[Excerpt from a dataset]
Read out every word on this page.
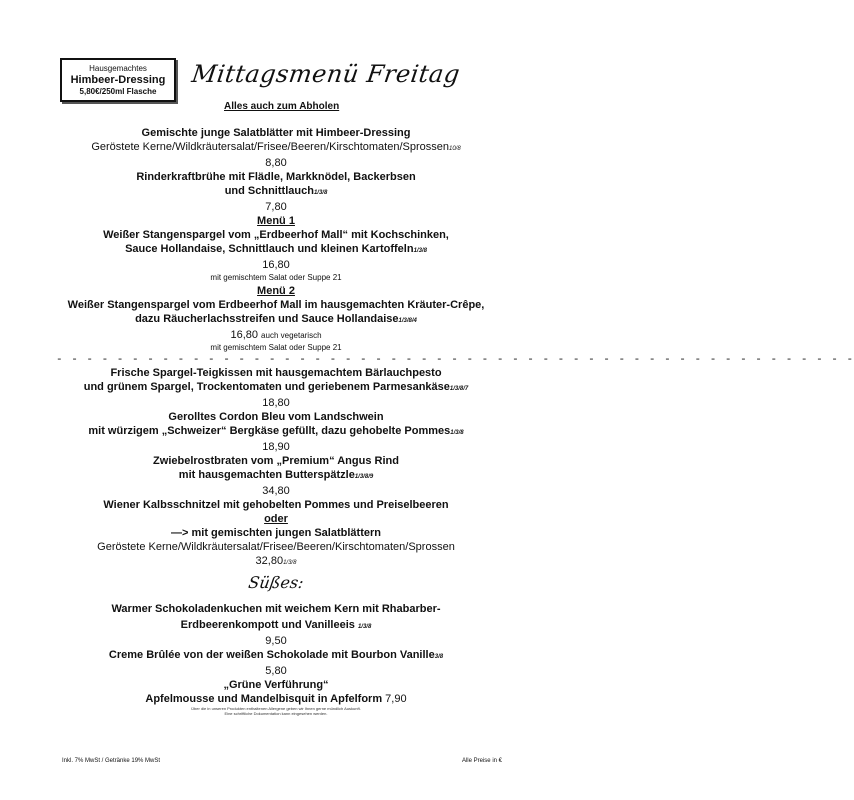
Hausgemachtes
Himbeer-Dressing
5,80€/250ml Flasche
Mittagsmenü Freitag
Alles auch zum Abholen
Gemischte junge Salatblätter mit Himbeer-Dressing
Geröstete Kerne/Wildkräutersalat/Frisee/Beeren/Kirschtomaten/Sprossen10/8
8,80
Rinderkraftbrühe mit Flädle, Markknödel, Backerbsen
und Schnittlauch1/3/8
7,80
Menü 1
Weißer Stangenspargel vom „Erdbeerhof Mall“ mit Kochschinken,
Sauce Hollandaise, Schnittlauch und kleinen Kartoffeln1/3/8
16,80
mit gemischtem Salat oder Suppe 21
Menü 2
Weißer Stangenspargel vom Erdbeerhof Mall im hausgemachten Kräuter-Crêpe,
dazu Räucherlachsstreifen und Sauce Hollandaise1/3/8/4
16,80 auch vegetarisch
mit gemischtem Salat oder Suppe 21
- - - - - - - - - - - - - - - - - - - - - - - - - - - - - - - - - - - - - - - - - - - - - - - - - - - - -
Frische Spargel-Teigkissen mit hausgemachtem Bärlauchpesto
und grünem Spargel, Trockentomaten und geriebenem Parmesankäse1/3/8/7
18,80
Gerolltes Cordon Bleu vom Landschwein
mit würzigem „Schweizer“ Bergkäse gefüllt, dazu gehobelte Pommes1/3/8
18,90
Zwiebelrostbraten vom „Premium“ Angus Rind
mit hausgemachten Butterspätzle1/3/8/9
34,80
Wiener Kalbsschnitzel mit gehobelten Pommes und Preiselbeeren
oder
—> mit gemischten jungen Salatblättern
Geröstete Kerne/Wildkräutersalat/Frisee/Beeren/Kirschtomaten/Sprossen
32,801/3/8
Süßes:
Warmer Schokoladenkuchen mit weichem Kern mit Rhabarber-
Erdbeerenkompott und Vanilleeis 1/3/8
9,50
Creme Brûlée von der weißen Schokolade mit Bourbon Vanille3/8
5,80
„Grüne Verführung“
Apfelmousse und Mandelbisquit in Apfelform 7,90
Über die in unseren Produkten enthaltenen Allergene geben wir Ihnen gerne mündlich Auskunft.
Eine schriftliche Dokumentation kann eingesehen werden.
Inkl. 7% MwSt / Getränke 19% MwSt	Alle Preise in €
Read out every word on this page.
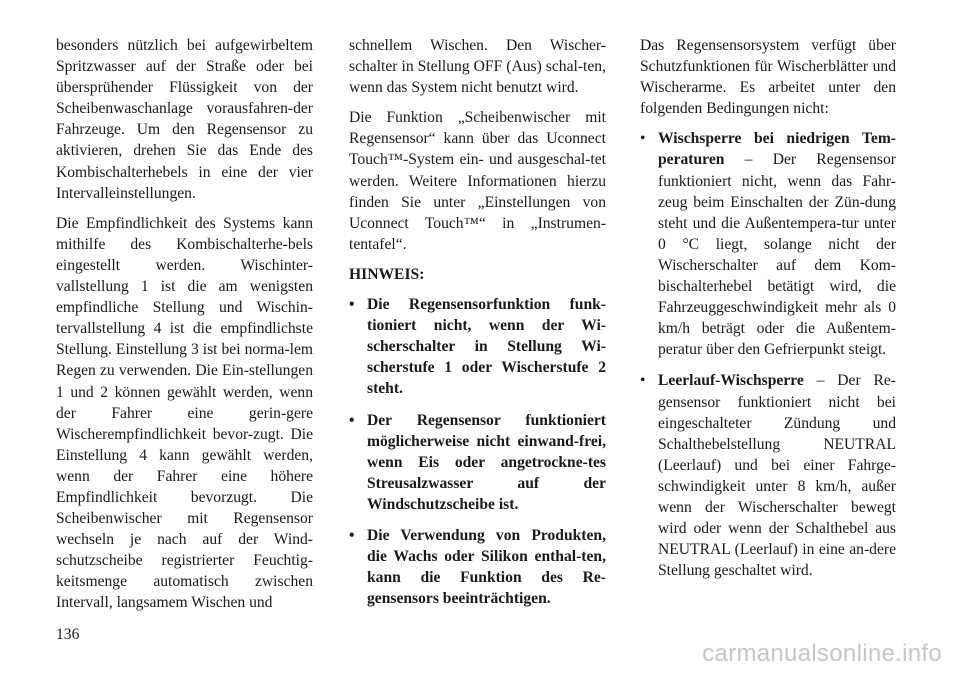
besonders nützlich bei aufgewirbeltem Spritzwasser auf der Straße oder bei übersprühender Flüssigkeit von der Scheibenwaschanlage vorausfahren-der Fahrzeuge. Um den Regensensor zu aktivieren, drehen Sie das Ende des Kombischalterhebels in eine der vier Intervalleinstellungen.

Die Empfindlichkeit des Systems kann mithilfe des Kombischalterhe-bels eingestellt werden. Wischinter-vallstellung 1 ist die am wenigsten empfindliche Stellung und Wischin-tervallstellung 4 ist die empfindlichste Stellung. Einstellung 3 ist bei norma-lem Regen zu verwenden. Die Ein-stellungen 1 und 2 können gewählt werden, wenn der Fahrer eine gerin-gere Wischerempfindlichkeit bevor-zugt. Die Einstellung 4 kann gewählt werden, wenn der Fahrer eine höhere Empfindlichkeit bevorzugt. Die Scheibenwischer mit Regensensor wechseln je nach auf der Wind-schutzscheibe registrierter Feuchtig-keitsmenge automatisch zwischen Intervall, langsamem Wischen und

schnellem Wischen. Den Wischer-schalter in Stellung OFF (Aus) schal-ten, wenn das System nicht benutzt wird.

Die Funktion „Scheibenwischer mit Regensensor“ kann über das Uconnect Touch™-System ein- und ausgeschal-tet werden. Weitere Informationen hierzu finden Sie unter „Einstellungen von Uconnect Touch™“ in „Instrumen-tentafel“.

HINWEIS:
• Die Regensensorfunktion funk-tioniert nicht, wenn der Wi-scherschalter in Stellung Wi-scherstufe 1 oder Wischerstufe 2 steht.
• Der Regensensor funktioniert möglicherweise nicht einwand-frei, wenn Eis oder angetrockne-tes Streusalzwasser auf der Windschutzscheibe ist.
• Die Verwendung von Produkten, die Wachs oder Silikon enthal-ten, kann die Funktion des Re-gensensors beeinträchtigen.

Das Regensensorsystem verfügt über Schutzfunktionen für Wischerblätter und Wischerarme. Es arbeitet unter den folgenden Bedingungen nicht:

• Wischsperre bei niedrigen Tem-peraturen – Der Regensensor funktioniert nicht, wenn das Fahr-zeug beim Einschalten der Zün-dung steht und die Außentempera-tur unter 0 °C liegt, solange nicht der Wischerschalter auf dem Kom-bischalterhebel betätigt wird, die Fahrzeuggeschwindigkeit mehr als 0 km/h beträgt oder die Außentem-peratur über den Gefrierpunkt steigt.
• Leerlauf-Wischsperre – Der Re-gensensor funktioniert nicht bei eingeschalteter Zündung und Schalthebelstellung NEUTRAL (Leerlauf) und bei einer Fahrge-schwindigkeit unter 8 km/h, außer wenn der Wischerschalter bewegt wird oder wenn der Schalthebel aus NEUTRAL (Leerlauf) in eine an-dere Stellung geschaltet wird.
136
carmanualsonline.info
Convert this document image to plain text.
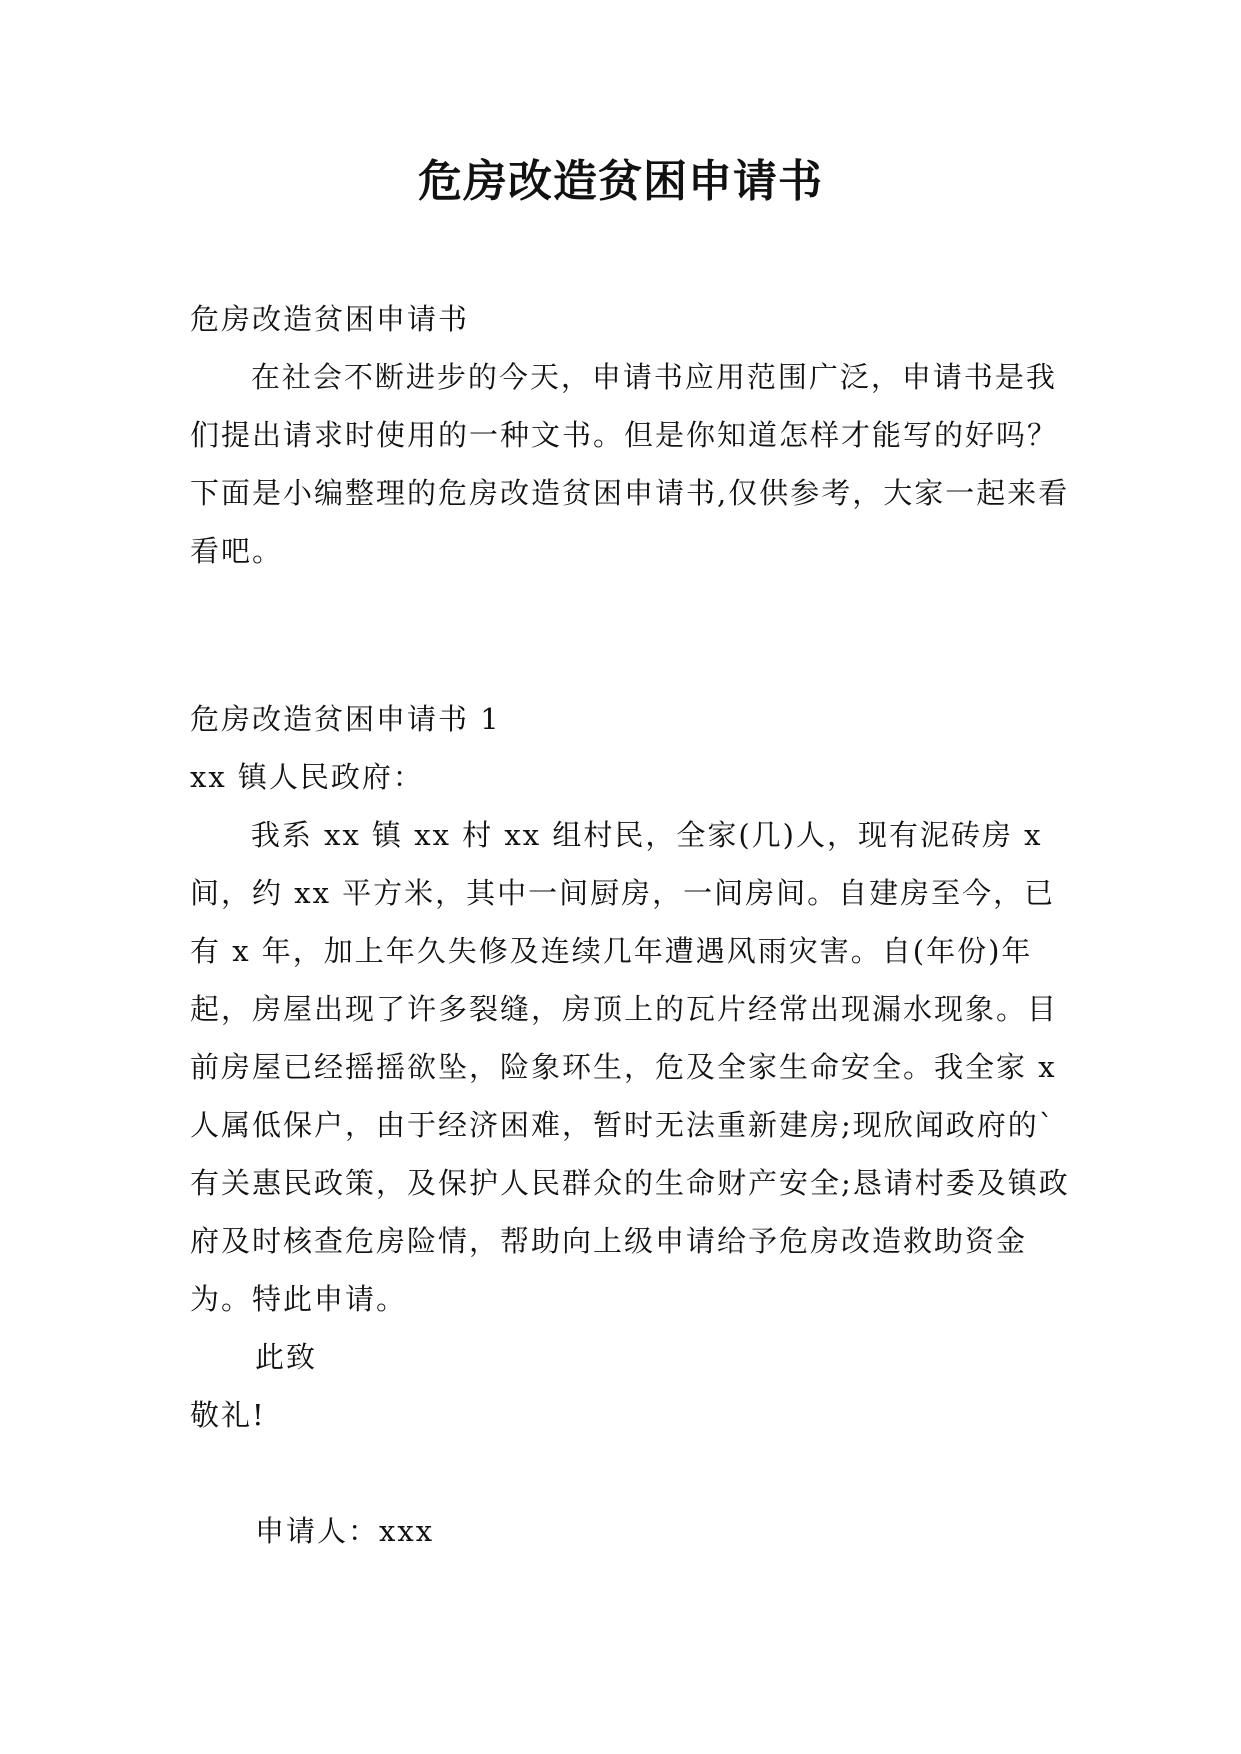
危房改造贫困申请书

危房改造贫困申请书

在社会不断进步的今天，申请书应用范围广泛，申请书是我们提出请求时使用的一种文书。但是你知道怎样才能写的好吗？下面是小编整理的危房改造贫困申请书,仅供参考，大家一起来看看吧。

危房改造贫困申请书 1

xx 镇人民政府：

我系 xx 镇 xx 村 xx 组村民，全家(几)人，现有泥砖房 x 间，约 xx 平方米，其中一间厨房，一间房间。自建房至今，已有 x 年，加上年久失修及连续几年遭遇风雨灾害。自(年份)年起，房屋出现了许多裂缝，房顶上的瓦片经常出现漏水现象。目前房屋已经摇摇欲坠，险象环生，危及全家生命安全。我全家 x 人属低保户，由于经济困难，暂时无法重新建房;现欣闻政府的`有关惠民政策，及保护人民群众的生命财产安全;恳请村委及镇政府及时核查危房险情，帮助向上级申请给予危房改造救助资金为。特此申请。

此致

敬礼!

申请人：xxx
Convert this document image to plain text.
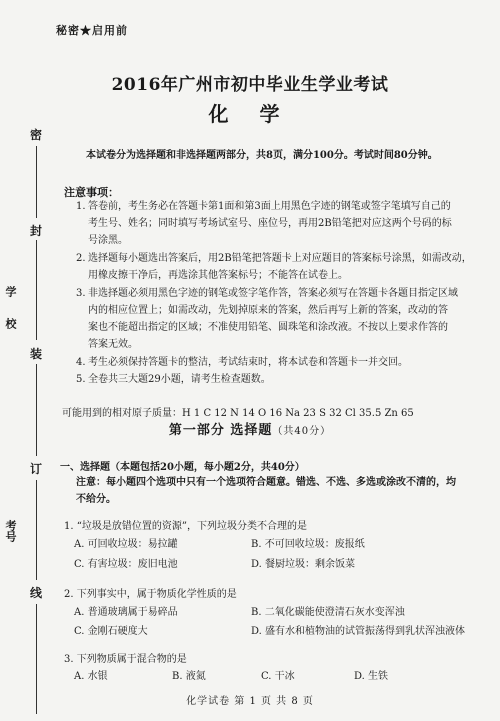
密
封
装
订
线
学
校
考号
秘密★启用前
2016年广州市初中毕业生学业考试
化 学
本试卷分为选择题和非选择题两部分，共8页，满分100分。考试时间80分钟。
注意事项：
1. 答卷前，考生务必在答题卡第1面和第3面上用黑色字迹的钢笔或签字笔填写自己的
考生号、姓名；同时填写考场试室号、座位号，再用2B铅笔把对应这两个号码的标
号涂黑。
2. 选择题每小题选出答案后，用2B铅笔把答题卡上对应题目的答案标号涂黑，如需改动，
用橡皮擦干净后，再选涂其他答案标号；不能答在试卷上。
3. 非选择题必须用黑色字迹的钢笔或签字笔作答，答案必须写在答题卡各题目指定区域
内的相应位置上；如需改动，先划掉原来的答案，然后再写上新的答案，改动的答
案也不能超出指定的区域；不准使用铅笔、圆珠笔和涂改液。不按以上要求作答的
答案无效。
4. 考生必须保持答题卡的整洁，考试结束时，将本试卷和答题卡一并交回。
5. 全卷共三大题29小题，请考生检查题数。
可能用到的相对原子质量：H 1 C 12 N 14 O 16 Na 23 S 32 Cl 35.5 Zn 65
第一部分 选择题（共40分）
一、选择题（本题包括20小题，每小题2分，共40分）
注意：每小题四个选项中只有一个选项符合题意。错选、不选、多选或涂改不清的，均
不给分。
1. “垃圾是放错位置的资源”，下列垃圾分类不合理的是
A. 可回收垃圾：易拉罐	B. 不可回收垃圾：废报纸
C. 有害垃圾：废旧电池	D. 餐厨垃圾：剩余饭菜
2. 下列事实中，属于物质化学性质的是
A. 普通玻璃属于易碎品	B. 二氧化碳能使澄清石灰水变浑浊
C. 金刚石硬度大	D. 盛有水和植物油的试管振荡得到乳状浑浊液体
3. 下列物质属于混合物的是
A. 水银	B. 液氮	C. 干冰	D. 生铁
化学试卷 第 1 页 共 8 页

PROMPT:
Filter lines by "steht" and return each hit.

EXERCISE SOLUTION:
• Die Regensensorfunktion funk-tioniert nicht, wenn der Wi-scherschalter in Stellung Wi-scherstufe 1 oder Wischerstufe 2 steht.
• Wischsperre bei niedrigen Tem-peraturen – Der Regensensor funktioniert nicht, wenn das Fahr-zeug beim Einschalten der Zün-dung steht und die Außentempera-tur unter 0 °C liegt, solange nicht der Wischerschalter auf dem Kom-bischalterhebel betätigt wird, die Fahrzeuggeschwindigkeit mehr als 0 km/h beträgt oder die Außentem-peratur über den Gefrierpunkt steigt.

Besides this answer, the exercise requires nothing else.